#### EXTRACTED ENTRIES:
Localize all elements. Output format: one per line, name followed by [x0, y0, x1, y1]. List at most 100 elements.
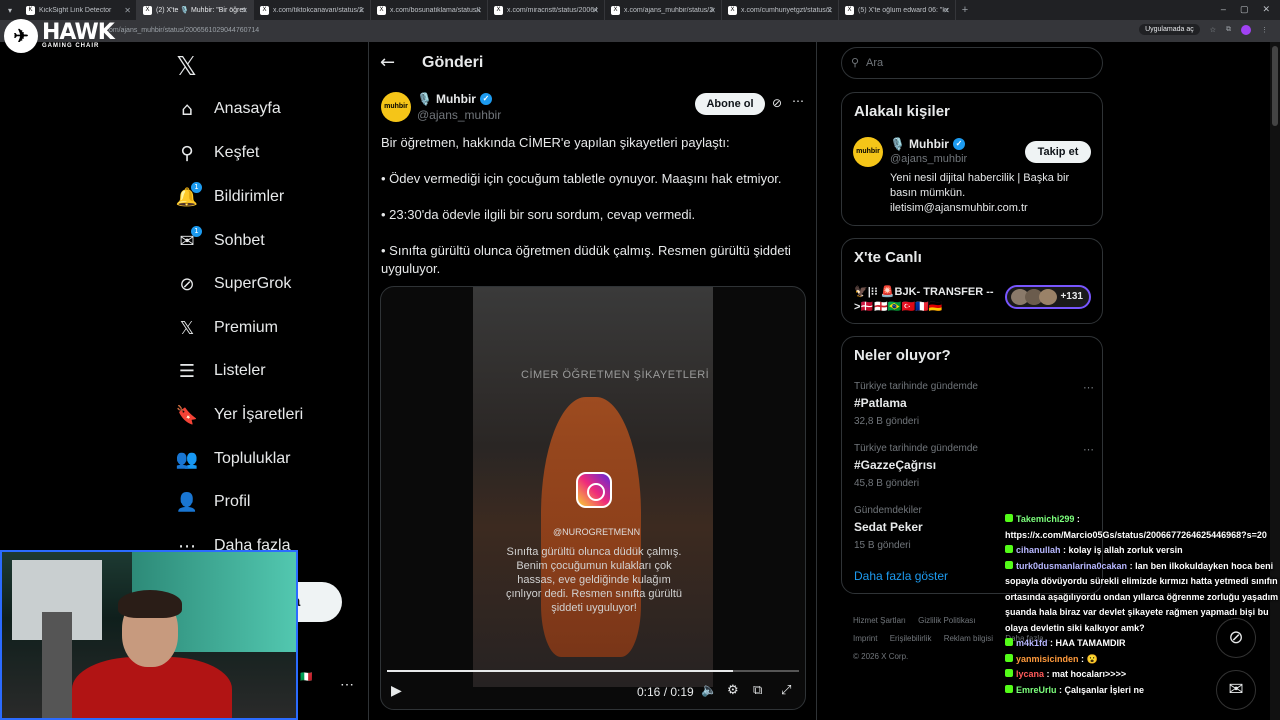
browser-tab[interactable]: X x.com/bosunatiklama/status/20 ✕ — [371, 0, 488, 20]
chat-username[interactable]: yanmisicinden — [1016, 654, 1079, 664]
tab-close-icon[interactable]: ✕ — [241, 6, 248, 15]
open-in-app-button[interactable]: Uygulamada aç — [1139, 24, 1200, 35]
trend-category: Türkiye tarihinde gündemde — [854, 443, 978, 454]
account-more-icon[interactable]: ⋯ — [340, 676, 354, 693]
nav-item-topluluklar[interactable]: 👥 Topluluklar — [175, 444, 291, 474]
close-window-icon[interactable]: ✕ — [1262, 4, 1270, 15]
trend-more-icon[interactable]: ⋯ — [1083, 443, 1094, 456]
post-more-icon[interactable]: ⋯ — [792, 94, 804, 108]
fullscreen-icon[interactable]: ⤢ — [781, 683, 791, 698]
scrollbar-thumb[interactable] — [1272, 46, 1278, 126]
tab-title: x.com/tiktokcanavari/status/20 — [273, 6, 363, 14]
tab-close-icon[interactable]: ✕ — [943, 6, 950, 15]
chat-username[interactable]: cihanullah — [1016, 545, 1061, 555]
url-text[interactable]: x.com/ajans_muhbir/status/20065610290447… — [100, 27, 259, 34]
nav-item-bildirimler[interactable]: 🔔 1 Bildirimler — [176, 182, 284, 212]
related-handle[interactable]: @ajans_muhbir — [890, 153, 967, 165]
volume-icon[interactable]: 🔈 — [701, 683, 717, 698]
chat-username[interactable]: m4k1fd — [1016, 638, 1048, 648]
home-icon: ⌂ — [181, 98, 193, 120]
nav-label: Bildirimler — [214, 188, 285, 205]
star-icon[interactable]: ☆ — [1210, 26, 1216, 34]
trend-category: Türkiye tarihinde gündemde — [854, 381, 978, 392]
nav-item-supergrok[interactable]: ⊘ SuperGrok — [176, 269, 291, 299]
follow-button[interactable]: Takip et — [1025, 141, 1091, 163]
browser-tab[interactable]: X (2) X'te 🎙️ Muhbir: "Bir öğretmen ✕ — [137, 0, 254, 20]
grok-float-icon[interactable]: ⊘ — [1216, 618, 1256, 658]
tab-title: (2) X'te 🎙️ Muhbir: "Bir öğretmen — [156, 7, 246, 14]
nav-item-yer-i̇şaretleri[interactable]: 🔖 Yer İşaretleri — [176, 400, 303, 430]
nav-label: Anasayfa — [214, 100, 281, 117]
instagram-icon — [576, 472, 612, 508]
video-progress-bar[interactable] — [387, 670, 799, 672]
minimize-icon[interactable]: – — [1221, 4, 1226, 15]
new-tab-button[interactable]: + — [956, 4, 974, 16]
chat-badge-icon — [1005, 669, 1013, 677]
nav-item-premium[interactable]: 𝕏 Premium — [176, 313, 278, 343]
show-more-link[interactable]: Daha fazla göster — [854, 569, 948, 583]
bell-icon: 🔔 1 — [176, 182, 202, 208]
tab-close-icon[interactable]: ✕ — [358, 6, 365, 15]
extensions-icon[interactable]: ⧉ — [1226, 26, 1231, 34]
chat-username[interactable]: Takemichi299 — [1016, 514, 1074, 524]
trend-item[interactable]: Türkiye tarihinde gündemde #Patlama 32,8… — [854, 381, 1094, 427]
tab-close-icon[interactable]: ✕ — [826, 6, 833, 15]
post-paragraph: Bir öğretmen, hakkında CİMER'e yapılan ş… — [381, 135, 730, 150]
footer-link[interactable]: Erişilebilirlik — [890, 634, 932, 643]
chat-username[interactable]: lycana — [1016, 669, 1044, 679]
footer-link[interactable]: Gizlilik Politikası — [918, 616, 975, 625]
browser-tab[interactable]: X x.com/cumhuriyetgzt/status/20 ✕ — [722, 0, 839, 20]
nav-item-profil[interactable]: 👤 Profil — [176, 487, 251, 517]
video-progress-fill — [387, 670, 734, 672]
play-icon[interactable]: ▶ — [391, 683, 402, 699]
tab-close-icon[interactable]: ✕ — [592, 6, 599, 15]
author-name[interactable]: 🎙️ Muhbir ✓ — [417, 92, 492, 106]
browser-tab[interactable]: X x.com/miracristt/status/20064 ✕ — [488, 0, 605, 20]
search-input[interactable]: ⚲ Ara — [841, 47, 1103, 79]
subscribe-button[interactable]: Abone ol — [695, 93, 765, 115]
nav-item-sohbet[interactable]: ✉ 1 Sohbet — [176, 226, 265, 256]
maximize-icon[interactable]: ▢ — [1240, 4, 1249, 15]
tab-close-icon[interactable]: ✕ — [475, 6, 482, 15]
trend-item[interactable]: Türkiye tarihinde gündemde #GazzeÇağrısı… — [854, 443, 1094, 489]
browser-menu-icon[interactable]: ⋮ — [1261, 26, 1268, 34]
browser-tab[interactable]: X x.com/tiktokcanavari/status/20 ✕ — [254, 0, 371, 20]
communities-icon: 👥 — [175, 448, 199, 470]
search-icon: ⚲ — [851, 56, 860, 69]
chat-message: Takemichi299 : https://x.com/Marcio05Gs/… — [1005, 514, 1267, 540]
related-avatar[interactable]: muhbir — [853, 137, 883, 167]
author-avatar[interactable]: muhbir — [381, 92, 411, 122]
x-logo-icon[interactable]: 𝕏 — [176, 52, 197, 82]
author-handle[interactable]: @ajans_muhbir — [417, 108, 501, 122]
nav-item-anasayfa[interactable]: ⌂ Anasayfa — [176, 94, 281, 124]
footer-link[interactable]: Reklam bilgisi — [944, 634, 993, 643]
tab-close-icon[interactable]: ✕ — [709, 6, 716, 15]
settings-icon[interactable]: ⚙ — [727, 683, 739, 698]
profile-avatar-icon[interactable] — [1241, 24, 1251, 35]
tab-favicon-icon: X — [611, 5, 620, 15]
live-space-title[interactable]: 🦅|⁝⁝ 🚨BJK- TRANSFER -->🇩🇰🏴󠁧󠁢󠁥󠁮󠁧󠁿🇧🇷🇹🇷🇫🇷🇩🇪 — [854, 285, 994, 315]
grok-icon[interactable]: ⊘ — [772, 96, 782, 110]
live-title: X'te Canlı — [854, 249, 922, 266]
video-controls: ▶ 0:16 / 0:19 🔈 ⚙ ⧉ ⤢ — [381, 681, 805, 705]
nav-item-listeler[interactable]: ☰ Listeler — [176, 356, 266, 386]
picture-in-picture-icon[interactable]: ⧉ — [753, 683, 762, 698]
chat-username[interactable]: EmreUrlu — [1016, 685, 1057, 695]
back-arrow-icon[interactable]: ← — [380, 52, 395, 73]
mail-icon: ✉ 1 — [176, 226, 202, 252]
trend-more-icon[interactable]: ⋯ — [1083, 381, 1094, 394]
video-player[interactable]: CİMER ÖĞRETMEN ŞİKAYETLERİ @NUROGRETMENN… — [380, 286, 806, 710]
footer-link[interactable]: Imprint — [853, 634, 877, 643]
webcam-person-hair — [118, 590, 182, 618]
chat-username[interactable]: turk0dusmanlarina0cakan — [1016, 561, 1127, 571]
browser-tab[interactable]: X (5) X'te oğlum edward 06: "ken ✕ — [839, 0, 956, 20]
messages-float-icon[interactable]: ✉ — [1216, 670, 1256, 710]
live-listeners-badge[interactable]: +131 — [1005, 285, 1091, 309]
trend-name: #Patlama — [854, 396, 907, 410]
browser-tab[interactable]: X x.com/ajans_muhbir/status/20 ✕ — [605, 0, 722, 20]
footer-link[interactable]: Hizmet Şartları — [853, 616, 906, 625]
hawk-logo: ✈ HAWK GAMING CHAIR — [4, 16, 115, 56]
related-name[interactable]: 🎙️ Muhbir ✓ — [890, 137, 965, 151]
tab-close-icon[interactable]: ✕ — [124, 6, 131, 15]
nav-item-keşfet[interactable]: ⚲ Keşfet — [176, 138, 259, 168]
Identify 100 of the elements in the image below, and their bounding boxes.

#### THE PROBLEM:
Copy everything from the line containing "browser-tab[interactable]: X x.com/bosunatiklama/status/20" down to the line containing "grok-float-icon[interactable]: ⊘ —", switching "chat-username" to "chat-handle" and keeping all else the same.

#### PROBLEM SOLUTION:
browser-tab[interactable]: X x.com/bosunatiklama/status/20 ✕ — [371, 0, 488, 20]
chat-handle[interactable]: yanmisicinden — [1016, 654, 1079, 664]
tab-close-icon[interactable]: ✕ — [241, 6, 248, 15]
open-in-app-button[interactable]: Uygulamada aç — [1139, 24, 1200, 35]
trend-category: Türkiye tarihinde gündemde — [854, 443, 978, 454]
account-more-icon[interactable]: ⋯ — [340, 676, 354, 693]
nav-item-topluluklar[interactable]: 👥 Topluluklar — [175, 444, 291, 474]
close-window-icon[interactable]: ✕ — [1262, 4, 1270, 15]
trend-more-icon[interactable]: ⋯ — [1083, 443, 1094, 456]
post-more-icon[interactable]: ⋯ — [792, 94, 804, 108]
fullscreen-icon[interactable]: ⤢ — [781, 683, 791, 698]
scrollbar-thumb[interactable] — [1272, 46, 1278, 126]
tab-title: x.com/tiktokcanavari/status/20 — [273, 6, 363, 14]
tab-close-icon[interactable]: ✕ — [943, 6, 950, 15]
chat-handle[interactable]: cihanullah — [1016, 545, 1061, 555]
url-text[interactable]: x.com/ajans_muhbir/status/20065610290447… — [100, 27, 259, 34]
nav-item-bildirimler[interactable]: 🔔 1 Bildirimler — [176, 182, 284, 212]
related-handle[interactable]: @ajans_muhbir — [890, 153, 967, 165]
volume-icon[interactable]: 🔈 — [701, 683, 717, 698]
chat-handle[interactable]: m4k1fd — [1016, 638, 1048, 648]
home-icon: ⌂ — [181, 98, 193, 120]
nav-label: Bildirimler — [214, 188, 285, 205]
star-icon[interactable]: ☆ — [1210, 26, 1216, 34]
trend-category: Türkiye tarihinde gündemde — [854, 381, 978, 392]
nav-item-supergrok[interactable]: ⊘ SuperGrok — [176, 269, 291, 299]
follow-button[interactable]: Takip et — [1025, 141, 1091, 163]
browser-tab[interactable]: X (2) X'te 🎙️ Muhbir: "Bir öğretmen ✕ — [137, 0, 254, 20]
grok-float-icon[interactable]: ⊘ — [1216, 618, 1256, 658]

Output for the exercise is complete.